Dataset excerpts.
-------------------------
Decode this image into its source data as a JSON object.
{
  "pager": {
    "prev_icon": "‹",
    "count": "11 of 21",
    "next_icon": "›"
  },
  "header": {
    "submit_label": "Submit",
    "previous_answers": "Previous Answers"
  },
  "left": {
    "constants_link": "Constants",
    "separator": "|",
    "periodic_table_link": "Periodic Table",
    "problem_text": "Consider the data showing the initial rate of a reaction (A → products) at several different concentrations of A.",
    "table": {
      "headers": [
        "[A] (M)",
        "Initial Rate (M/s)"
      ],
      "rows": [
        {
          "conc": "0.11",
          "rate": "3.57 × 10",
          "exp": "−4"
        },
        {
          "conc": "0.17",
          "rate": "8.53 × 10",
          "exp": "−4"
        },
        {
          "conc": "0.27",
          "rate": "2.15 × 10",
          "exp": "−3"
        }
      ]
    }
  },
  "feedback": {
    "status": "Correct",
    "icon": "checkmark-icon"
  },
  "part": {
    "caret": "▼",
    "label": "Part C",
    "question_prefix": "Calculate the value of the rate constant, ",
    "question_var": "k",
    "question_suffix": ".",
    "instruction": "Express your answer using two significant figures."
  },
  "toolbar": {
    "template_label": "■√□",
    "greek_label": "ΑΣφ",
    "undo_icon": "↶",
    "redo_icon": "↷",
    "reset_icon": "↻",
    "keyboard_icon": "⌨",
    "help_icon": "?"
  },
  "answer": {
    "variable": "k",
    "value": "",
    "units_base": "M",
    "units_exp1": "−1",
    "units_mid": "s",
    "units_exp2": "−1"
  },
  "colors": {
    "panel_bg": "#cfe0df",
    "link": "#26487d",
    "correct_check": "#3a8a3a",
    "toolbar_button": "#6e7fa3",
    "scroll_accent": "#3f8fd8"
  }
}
-------------------------
The task. Please set down all the data word for word.

Answer for this exercise.
Decode this image into its source data as a JSON object.
{
  "pager": {
    "prev_icon": "‹",
    "count": "11 of 21",
    "next_icon": "›"
  },
  "header": {
    "submit_label": "Submit",
    "previous_answers": "Previous Answers"
  },
  "left": {
    "constants_link": "Constants",
    "separator": "|",
    "periodic_table_link": "Periodic Table",
    "problem_text": "Consider the data showing the initial rate of a reaction (A → products) at several different concentrations of A.",
    "table": {
      "headers": [
        "[A] (M)",
        "Initial Rate (M/s)"
      ],
      "rows": [
        {
          "conc": "0.11",
          "rate": "3.57 × 10",
          "exp": "−4"
        },
        {
          "conc": "0.17",
          "rate": "8.53 × 10",
          "exp": "−4"
        },
        {
          "conc": "0.27",
          "rate": "2.15 × 10",
          "exp": "−3"
        }
      ]
    }
  },
  "feedback": {
    "status": "Correct",
    "icon": "checkmark-icon"
  },
  "part": {
    "caret": "▼",
    "label": "Part C",
    "question_prefix": "Calculate the value of the rate constant, ",
    "question_var": "k",
    "question_suffix": ".",
    "instruction": "Express your answer using two significant figures."
  },
  "toolbar": {
    "template_label": "■√□",
    "greek_label": "ΑΣφ",
    "undo_icon": "↶",
    "redo_icon": "↷",
    "reset_icon": "↻",
    "keyboard_icon": "⌨",
    "help_icon": "?"
  },
  "answer": {
    "variable": "k",
    "value": "",
    "units_base": "M",
    "units_exp1": "−1",
    "units_mid": "s",
    "units_exp2": "−1"
  },
  "colors": {
    "panel_bg": "#cfe0df",
    "link": "#26487d",
    "correct_check": "#3a8a3a",
    "toolbar_button": "#6e7fa3",
    "scroll_accent": "#3f8fd8"
  }
}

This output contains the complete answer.